-------- Data for this task --------

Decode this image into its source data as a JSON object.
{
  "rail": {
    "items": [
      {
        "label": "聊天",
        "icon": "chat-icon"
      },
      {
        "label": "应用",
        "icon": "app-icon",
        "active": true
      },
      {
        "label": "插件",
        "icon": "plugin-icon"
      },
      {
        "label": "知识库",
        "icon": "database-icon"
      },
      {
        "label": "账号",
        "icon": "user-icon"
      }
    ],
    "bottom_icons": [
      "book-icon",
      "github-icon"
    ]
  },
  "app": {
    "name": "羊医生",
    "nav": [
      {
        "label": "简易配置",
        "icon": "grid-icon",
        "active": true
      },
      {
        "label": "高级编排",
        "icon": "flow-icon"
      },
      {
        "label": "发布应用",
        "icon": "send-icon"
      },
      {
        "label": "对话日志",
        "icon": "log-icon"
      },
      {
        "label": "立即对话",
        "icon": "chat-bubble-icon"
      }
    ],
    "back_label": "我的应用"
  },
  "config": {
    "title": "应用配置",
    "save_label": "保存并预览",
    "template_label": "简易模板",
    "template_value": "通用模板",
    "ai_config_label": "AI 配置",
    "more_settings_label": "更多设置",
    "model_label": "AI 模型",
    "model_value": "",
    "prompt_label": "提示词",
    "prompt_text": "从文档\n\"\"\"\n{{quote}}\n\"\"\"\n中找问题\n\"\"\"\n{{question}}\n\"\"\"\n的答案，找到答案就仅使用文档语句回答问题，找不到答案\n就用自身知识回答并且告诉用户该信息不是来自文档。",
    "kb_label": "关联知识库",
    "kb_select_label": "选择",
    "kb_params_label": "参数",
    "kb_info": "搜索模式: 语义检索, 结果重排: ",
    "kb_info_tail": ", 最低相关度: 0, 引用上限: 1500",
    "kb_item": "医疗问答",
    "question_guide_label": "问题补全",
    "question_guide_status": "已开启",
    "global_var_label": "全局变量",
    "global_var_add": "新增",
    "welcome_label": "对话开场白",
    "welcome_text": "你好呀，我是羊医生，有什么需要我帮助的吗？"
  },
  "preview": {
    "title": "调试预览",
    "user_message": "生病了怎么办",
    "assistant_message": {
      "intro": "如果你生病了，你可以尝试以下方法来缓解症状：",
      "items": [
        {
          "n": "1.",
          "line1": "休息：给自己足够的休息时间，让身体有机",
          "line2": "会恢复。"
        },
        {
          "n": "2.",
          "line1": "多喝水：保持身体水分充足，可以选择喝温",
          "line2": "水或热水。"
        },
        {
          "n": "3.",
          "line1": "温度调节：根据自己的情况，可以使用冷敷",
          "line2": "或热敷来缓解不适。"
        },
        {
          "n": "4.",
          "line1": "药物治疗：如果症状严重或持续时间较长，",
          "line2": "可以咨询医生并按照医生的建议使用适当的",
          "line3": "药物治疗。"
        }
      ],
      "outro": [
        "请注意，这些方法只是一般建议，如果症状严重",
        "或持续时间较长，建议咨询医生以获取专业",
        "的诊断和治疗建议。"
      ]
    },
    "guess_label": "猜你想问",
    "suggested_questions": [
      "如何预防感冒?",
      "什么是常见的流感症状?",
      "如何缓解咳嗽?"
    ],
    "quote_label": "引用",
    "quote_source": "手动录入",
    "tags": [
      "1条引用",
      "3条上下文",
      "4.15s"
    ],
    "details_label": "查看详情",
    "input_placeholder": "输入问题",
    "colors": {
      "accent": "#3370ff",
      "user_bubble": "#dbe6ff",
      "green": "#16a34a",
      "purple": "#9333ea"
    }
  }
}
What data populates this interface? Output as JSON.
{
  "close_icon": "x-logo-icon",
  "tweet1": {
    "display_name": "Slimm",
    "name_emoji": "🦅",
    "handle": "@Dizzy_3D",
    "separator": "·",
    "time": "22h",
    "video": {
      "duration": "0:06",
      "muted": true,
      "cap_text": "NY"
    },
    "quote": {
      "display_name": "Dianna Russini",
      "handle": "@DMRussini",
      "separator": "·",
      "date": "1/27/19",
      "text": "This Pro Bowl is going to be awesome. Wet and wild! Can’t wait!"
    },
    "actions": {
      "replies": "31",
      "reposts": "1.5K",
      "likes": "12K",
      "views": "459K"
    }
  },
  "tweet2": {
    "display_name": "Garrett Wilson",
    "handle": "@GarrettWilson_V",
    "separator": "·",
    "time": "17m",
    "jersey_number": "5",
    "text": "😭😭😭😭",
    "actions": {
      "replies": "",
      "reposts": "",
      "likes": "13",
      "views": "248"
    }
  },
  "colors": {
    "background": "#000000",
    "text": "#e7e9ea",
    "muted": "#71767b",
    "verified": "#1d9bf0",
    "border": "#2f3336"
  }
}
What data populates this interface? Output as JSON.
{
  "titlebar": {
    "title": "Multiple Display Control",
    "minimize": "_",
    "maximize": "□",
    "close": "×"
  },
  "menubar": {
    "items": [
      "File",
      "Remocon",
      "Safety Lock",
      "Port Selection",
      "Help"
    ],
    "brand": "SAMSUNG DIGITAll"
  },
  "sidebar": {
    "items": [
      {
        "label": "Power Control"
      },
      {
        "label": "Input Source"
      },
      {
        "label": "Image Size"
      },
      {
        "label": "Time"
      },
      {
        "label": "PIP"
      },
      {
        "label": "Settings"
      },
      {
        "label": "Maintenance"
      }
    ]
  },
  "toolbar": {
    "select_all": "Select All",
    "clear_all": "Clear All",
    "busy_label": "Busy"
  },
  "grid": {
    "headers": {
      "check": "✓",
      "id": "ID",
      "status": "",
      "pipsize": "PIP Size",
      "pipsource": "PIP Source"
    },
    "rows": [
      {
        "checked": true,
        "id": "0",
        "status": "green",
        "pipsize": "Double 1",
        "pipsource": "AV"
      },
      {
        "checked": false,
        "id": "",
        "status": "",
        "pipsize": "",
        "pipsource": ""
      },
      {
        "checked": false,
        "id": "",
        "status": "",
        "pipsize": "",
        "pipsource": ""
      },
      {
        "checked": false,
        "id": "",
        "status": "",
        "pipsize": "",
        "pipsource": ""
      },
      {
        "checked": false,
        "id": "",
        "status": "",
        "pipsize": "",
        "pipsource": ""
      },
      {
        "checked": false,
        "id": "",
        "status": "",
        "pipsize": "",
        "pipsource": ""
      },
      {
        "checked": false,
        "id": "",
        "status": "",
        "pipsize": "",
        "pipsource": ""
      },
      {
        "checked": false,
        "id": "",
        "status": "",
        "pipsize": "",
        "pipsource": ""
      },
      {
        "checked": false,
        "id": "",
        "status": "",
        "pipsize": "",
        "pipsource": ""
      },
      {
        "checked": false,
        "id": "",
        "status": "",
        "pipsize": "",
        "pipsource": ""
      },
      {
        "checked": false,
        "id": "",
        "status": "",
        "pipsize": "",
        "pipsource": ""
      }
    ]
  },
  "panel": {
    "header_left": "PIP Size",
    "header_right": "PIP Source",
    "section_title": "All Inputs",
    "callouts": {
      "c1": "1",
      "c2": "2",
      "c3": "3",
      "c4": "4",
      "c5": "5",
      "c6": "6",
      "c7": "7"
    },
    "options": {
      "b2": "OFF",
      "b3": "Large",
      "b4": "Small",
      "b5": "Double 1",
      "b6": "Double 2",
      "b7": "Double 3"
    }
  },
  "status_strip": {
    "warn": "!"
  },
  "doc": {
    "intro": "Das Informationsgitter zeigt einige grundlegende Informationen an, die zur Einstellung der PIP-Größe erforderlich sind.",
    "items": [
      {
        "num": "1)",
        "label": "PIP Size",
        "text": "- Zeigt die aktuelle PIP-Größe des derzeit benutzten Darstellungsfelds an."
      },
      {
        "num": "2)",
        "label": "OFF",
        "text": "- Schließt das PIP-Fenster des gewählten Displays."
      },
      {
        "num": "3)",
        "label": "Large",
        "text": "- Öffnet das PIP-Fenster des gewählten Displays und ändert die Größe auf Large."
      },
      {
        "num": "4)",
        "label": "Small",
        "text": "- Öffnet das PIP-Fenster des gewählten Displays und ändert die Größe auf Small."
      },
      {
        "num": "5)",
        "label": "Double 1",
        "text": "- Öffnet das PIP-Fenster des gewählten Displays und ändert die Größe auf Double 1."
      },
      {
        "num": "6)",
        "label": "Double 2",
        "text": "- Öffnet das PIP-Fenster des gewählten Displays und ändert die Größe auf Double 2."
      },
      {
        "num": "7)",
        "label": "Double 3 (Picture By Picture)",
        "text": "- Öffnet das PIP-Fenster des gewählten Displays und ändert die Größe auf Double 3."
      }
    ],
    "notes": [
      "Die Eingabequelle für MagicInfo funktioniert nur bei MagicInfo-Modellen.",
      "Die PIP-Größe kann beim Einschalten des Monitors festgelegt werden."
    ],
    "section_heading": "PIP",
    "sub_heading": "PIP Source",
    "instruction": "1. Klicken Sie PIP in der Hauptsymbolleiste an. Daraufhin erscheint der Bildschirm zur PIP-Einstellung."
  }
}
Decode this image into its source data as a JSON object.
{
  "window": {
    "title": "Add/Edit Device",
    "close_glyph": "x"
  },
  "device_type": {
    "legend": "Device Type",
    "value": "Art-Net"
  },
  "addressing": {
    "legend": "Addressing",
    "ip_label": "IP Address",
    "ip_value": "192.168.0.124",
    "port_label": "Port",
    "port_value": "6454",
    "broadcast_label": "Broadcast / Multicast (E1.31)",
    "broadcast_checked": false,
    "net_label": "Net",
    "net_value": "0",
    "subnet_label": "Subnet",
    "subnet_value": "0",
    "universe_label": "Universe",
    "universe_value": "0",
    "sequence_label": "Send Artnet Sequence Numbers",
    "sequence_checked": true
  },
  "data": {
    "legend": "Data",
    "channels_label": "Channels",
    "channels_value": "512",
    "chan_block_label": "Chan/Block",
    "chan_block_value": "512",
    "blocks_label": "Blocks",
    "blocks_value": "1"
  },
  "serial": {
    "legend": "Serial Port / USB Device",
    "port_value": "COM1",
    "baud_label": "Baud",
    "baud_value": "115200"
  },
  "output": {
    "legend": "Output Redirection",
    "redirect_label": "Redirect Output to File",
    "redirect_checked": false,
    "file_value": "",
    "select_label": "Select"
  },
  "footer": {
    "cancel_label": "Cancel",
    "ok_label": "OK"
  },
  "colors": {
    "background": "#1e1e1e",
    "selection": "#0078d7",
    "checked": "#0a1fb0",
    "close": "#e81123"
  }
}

--------

§ **Goal**:
Gather each line from the entries above that includes the word "handle".

§ **Response to this task**:
    "handle": "@Dizzy_3D",
      "handle": "@DMRussini",
    "handle": "@GarrettWilson_V",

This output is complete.